• WRITTEN INSTRUCTION: Below are some entries. Output each one exactly as it appears.
— begin EXERCISE DATA —
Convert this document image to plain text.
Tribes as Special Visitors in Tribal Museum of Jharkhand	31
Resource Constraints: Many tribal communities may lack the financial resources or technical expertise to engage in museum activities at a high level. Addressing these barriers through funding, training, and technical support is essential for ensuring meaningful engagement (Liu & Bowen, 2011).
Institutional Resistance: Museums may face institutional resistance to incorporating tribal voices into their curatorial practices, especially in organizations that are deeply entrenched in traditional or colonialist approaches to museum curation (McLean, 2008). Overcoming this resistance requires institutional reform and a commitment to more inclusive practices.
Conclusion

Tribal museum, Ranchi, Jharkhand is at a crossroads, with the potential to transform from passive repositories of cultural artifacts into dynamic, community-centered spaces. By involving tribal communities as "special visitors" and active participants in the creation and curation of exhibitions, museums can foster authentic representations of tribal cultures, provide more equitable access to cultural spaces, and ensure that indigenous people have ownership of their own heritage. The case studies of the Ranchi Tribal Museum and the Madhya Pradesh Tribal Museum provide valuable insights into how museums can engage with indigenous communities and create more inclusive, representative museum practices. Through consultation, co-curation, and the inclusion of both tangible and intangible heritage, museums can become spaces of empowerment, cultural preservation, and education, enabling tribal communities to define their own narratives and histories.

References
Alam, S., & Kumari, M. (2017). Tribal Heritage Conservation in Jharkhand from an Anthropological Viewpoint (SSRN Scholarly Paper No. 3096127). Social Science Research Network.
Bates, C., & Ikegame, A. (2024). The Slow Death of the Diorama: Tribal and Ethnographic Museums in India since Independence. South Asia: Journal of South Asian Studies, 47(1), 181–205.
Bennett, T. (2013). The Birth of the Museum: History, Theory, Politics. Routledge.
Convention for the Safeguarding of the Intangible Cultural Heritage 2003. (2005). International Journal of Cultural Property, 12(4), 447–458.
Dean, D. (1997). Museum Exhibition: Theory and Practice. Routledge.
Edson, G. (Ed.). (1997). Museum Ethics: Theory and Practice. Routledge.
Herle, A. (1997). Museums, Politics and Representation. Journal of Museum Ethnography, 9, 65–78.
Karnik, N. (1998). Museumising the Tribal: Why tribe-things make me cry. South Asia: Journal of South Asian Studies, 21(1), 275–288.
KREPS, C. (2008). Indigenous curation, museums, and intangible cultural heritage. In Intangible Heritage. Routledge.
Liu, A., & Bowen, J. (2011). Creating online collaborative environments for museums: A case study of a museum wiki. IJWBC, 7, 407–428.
— end EXERCISE DATA —
• OUTPUT FOR THIS EXERCISE:
Convert this document image to plain text.
Tribes as Special Visitors in Tribal Museum of Jharkhand	31
Resource Constraints: Many tribal communities may lack the financial resources or technical expertise to engage in museum activities at a high level. Addressing these barriers through funding, training, and technical support is essential for ensuring meaningful engagement (Liu & Bowen, 2011).
Institutional Resistance: Museums may face institutional resistance to incorporating tribal voices into their curatorial practices, especially in organizations that are deeply entrenched in traditional or colonialist approaches to museum curation (McLean, 2008). Overcoming this resistance requires institutional reform and a commitment to more inclusive practices.
Conclusion

Tribal museum, Ranchi, Jharkhand is at a crossroads, with the potential to transform from passive repositories of cultural artifacts into dynamic, community-centered spaces. By involving tribal communities as "special visitors" and active participants in the creation and curation of exhibitions, museums can foster authentic representations of tribal cultures, provide more equitable access to cultural spaces, and ensure that indigenous people have ownership of their own heritage. The case studies of the Ranchi Tribal Museum and the Madhya Pradesh Tribal Museum provide valuable insights into how museums can engage with indigenous communities and create more inclusive, representative museum practices. Through consultation, co-curation, and the inclusion of both tangible and intangible heritage, museums can become spaces of empowerment, cultural preservation, and education, enabling tribal communities to define their own narratives and histories.

References
Alam, S., & Kumari, M. (2017). Tribal Heritage Conservation in Jharkhand from an Anthropological Viewpoint (SSRN Scholarly Paper No. 3096127). Social Science Research Network.
Bates, C., & Ikegame, A. (2024). The Slow Death of the Diorama: Tribal and Ethnographic Museums in India since Independence. South Asia: Journal of South Asian Studies, 47(1), 181–205.
Bennett, T. (2013). The Birth of the Museum: History, Theory, Politics. Routledge.
Convention for the Safeguarding of the Intangible Cultural Heritage 2003. (2005). International Journal of Cultural Property, 12(4), 447–458.
Dean, D. (1997). Museum Exhibition: Theory and Practice. Routledge.
Edson, G. (Ed.). (1997). Museum Ethics: Theory and Practice. Routledge.
Herle, A. (1997). Museums, Politics and Representation. Journal of Museum Ethnography, 9, 65–78.
Karnik, N. (1998). Museumising the Tribal: Why tribe-things make me cry. South Asia: Journal of South Asian Studies, 21(1), 275–288.
KREPS, C. (2008). Indigenous curation, museums, and intangible cultural heritage. In Intangible Heritage. Routledge.
Liu, A., & Bowen, J. (2011). Creating online collaborative environments for museums: A case study of a museum wiki. IJWBC, 7, 407–428.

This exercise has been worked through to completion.